<<<<

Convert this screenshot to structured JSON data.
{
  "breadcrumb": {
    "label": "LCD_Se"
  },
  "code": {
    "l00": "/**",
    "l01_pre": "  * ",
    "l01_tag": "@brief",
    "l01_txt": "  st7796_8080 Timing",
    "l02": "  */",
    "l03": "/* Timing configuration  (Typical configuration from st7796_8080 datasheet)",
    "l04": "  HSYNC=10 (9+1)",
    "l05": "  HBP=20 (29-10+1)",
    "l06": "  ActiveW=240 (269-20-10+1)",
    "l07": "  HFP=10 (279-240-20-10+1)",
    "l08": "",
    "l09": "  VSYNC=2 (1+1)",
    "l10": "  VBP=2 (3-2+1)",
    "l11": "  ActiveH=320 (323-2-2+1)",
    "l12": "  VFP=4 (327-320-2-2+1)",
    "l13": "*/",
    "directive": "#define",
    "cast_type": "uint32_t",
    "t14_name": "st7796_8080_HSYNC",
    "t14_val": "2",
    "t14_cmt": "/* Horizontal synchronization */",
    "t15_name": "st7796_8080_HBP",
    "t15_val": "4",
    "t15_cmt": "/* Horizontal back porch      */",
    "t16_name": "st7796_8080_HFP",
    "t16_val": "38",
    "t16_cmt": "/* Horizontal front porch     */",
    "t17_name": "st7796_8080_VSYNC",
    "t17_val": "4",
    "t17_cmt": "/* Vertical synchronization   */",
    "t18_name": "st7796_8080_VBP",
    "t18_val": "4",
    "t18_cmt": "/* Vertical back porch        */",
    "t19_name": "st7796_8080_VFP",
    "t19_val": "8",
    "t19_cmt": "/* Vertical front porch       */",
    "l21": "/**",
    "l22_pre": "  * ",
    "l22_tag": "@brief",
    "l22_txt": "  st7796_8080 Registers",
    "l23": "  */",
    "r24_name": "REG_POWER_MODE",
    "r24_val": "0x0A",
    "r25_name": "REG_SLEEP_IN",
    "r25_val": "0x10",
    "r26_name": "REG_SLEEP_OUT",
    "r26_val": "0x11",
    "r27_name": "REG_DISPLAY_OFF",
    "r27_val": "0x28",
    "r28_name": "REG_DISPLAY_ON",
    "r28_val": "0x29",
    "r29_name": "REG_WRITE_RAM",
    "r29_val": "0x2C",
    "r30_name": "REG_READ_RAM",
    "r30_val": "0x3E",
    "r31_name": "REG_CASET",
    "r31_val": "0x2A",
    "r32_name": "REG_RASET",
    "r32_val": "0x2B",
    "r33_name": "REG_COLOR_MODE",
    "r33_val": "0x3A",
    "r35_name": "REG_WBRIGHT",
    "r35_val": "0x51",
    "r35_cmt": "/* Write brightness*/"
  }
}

>>>>

- What to do -
Lines of the listing that contain the word "back" are to be counted; report only their number.

- Finished exercise -
2